▶ _Problem to work on_
Find the lines containing the word "Type" and copy every one of them.

(Dataset entries)
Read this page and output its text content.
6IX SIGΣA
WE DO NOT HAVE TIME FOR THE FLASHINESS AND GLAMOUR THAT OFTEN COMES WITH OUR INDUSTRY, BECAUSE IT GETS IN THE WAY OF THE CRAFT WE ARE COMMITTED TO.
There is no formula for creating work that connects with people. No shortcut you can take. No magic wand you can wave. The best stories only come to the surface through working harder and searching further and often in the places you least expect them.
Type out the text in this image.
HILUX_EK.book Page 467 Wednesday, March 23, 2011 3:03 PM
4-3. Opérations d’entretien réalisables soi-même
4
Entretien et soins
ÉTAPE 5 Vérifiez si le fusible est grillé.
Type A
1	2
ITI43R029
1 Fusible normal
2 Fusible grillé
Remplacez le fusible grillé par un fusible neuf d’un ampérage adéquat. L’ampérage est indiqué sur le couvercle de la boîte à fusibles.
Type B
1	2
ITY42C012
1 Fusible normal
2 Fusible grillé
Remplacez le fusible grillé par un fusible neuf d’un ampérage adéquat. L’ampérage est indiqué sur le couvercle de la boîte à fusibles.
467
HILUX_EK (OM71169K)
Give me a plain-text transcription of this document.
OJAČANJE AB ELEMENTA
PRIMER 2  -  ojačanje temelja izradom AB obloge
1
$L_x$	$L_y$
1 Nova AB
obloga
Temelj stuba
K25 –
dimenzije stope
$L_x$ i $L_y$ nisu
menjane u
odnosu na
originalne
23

▶ _The answer_
Type out the text in this image.
Type A
Type B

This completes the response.